Retype the lines from the one containing "vertical-divider (428, 273, 429, 345)" through the one containing "pwa-dash-icon (613, 48, 633, 52)", both included, without changing anything.

[Begin Supplied records]

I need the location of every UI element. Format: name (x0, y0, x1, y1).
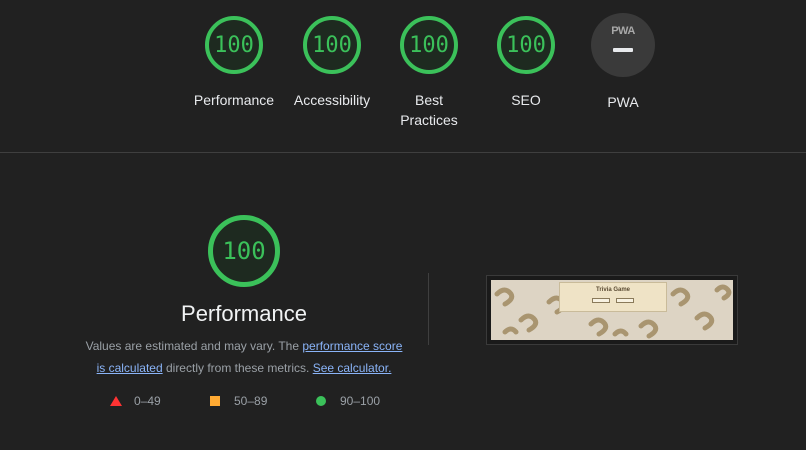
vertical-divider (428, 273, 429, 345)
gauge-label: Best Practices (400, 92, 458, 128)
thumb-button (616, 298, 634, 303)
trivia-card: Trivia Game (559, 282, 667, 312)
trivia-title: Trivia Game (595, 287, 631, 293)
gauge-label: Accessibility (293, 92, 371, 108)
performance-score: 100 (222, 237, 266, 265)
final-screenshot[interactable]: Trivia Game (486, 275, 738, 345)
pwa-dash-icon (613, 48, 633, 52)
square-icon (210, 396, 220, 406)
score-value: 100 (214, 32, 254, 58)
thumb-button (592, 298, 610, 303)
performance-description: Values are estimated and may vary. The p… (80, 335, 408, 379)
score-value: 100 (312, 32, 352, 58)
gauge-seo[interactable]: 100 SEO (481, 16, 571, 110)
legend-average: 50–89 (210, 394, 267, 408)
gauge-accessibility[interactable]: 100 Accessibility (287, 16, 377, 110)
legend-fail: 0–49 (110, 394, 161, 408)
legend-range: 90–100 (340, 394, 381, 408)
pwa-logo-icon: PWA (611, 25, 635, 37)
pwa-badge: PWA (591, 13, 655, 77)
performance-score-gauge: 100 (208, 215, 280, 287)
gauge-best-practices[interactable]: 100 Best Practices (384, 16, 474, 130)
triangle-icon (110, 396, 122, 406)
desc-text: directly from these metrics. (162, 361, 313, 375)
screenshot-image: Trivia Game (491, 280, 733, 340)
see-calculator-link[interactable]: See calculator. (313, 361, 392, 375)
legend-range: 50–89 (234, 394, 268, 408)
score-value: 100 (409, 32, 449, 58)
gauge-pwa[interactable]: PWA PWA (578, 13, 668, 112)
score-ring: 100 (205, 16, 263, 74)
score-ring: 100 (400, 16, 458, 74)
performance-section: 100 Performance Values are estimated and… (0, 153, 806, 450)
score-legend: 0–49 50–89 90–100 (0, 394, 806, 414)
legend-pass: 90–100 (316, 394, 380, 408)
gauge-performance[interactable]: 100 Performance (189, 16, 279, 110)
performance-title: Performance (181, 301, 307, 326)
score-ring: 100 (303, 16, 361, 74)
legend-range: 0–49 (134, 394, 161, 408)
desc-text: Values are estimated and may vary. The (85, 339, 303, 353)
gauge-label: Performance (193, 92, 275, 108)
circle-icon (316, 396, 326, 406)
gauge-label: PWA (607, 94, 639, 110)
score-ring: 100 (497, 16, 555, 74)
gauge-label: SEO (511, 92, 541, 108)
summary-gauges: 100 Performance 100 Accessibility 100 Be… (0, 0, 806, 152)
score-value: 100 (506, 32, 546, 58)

[End Supplied records]

Reply =>
vertical-divider (428, 273, 429, 345)
gauge-label: Best Practices (400, 92, 458, 128)
thumb-button (616, 298, 634, 303)
trivia-card: Trivia Game (559, 282, 667, 312)
trivia-title: Trivia Game (595, 287, 631, 293)
gauge-label: Accessibility (293, 92, 371, 108)
performance-score: 100 (222, 237, 266, 265)
final-screenshot[interactable]: Trivia Game (486, 275, 738, 345)
pwa-dash-icon (613, 48, 633, 52)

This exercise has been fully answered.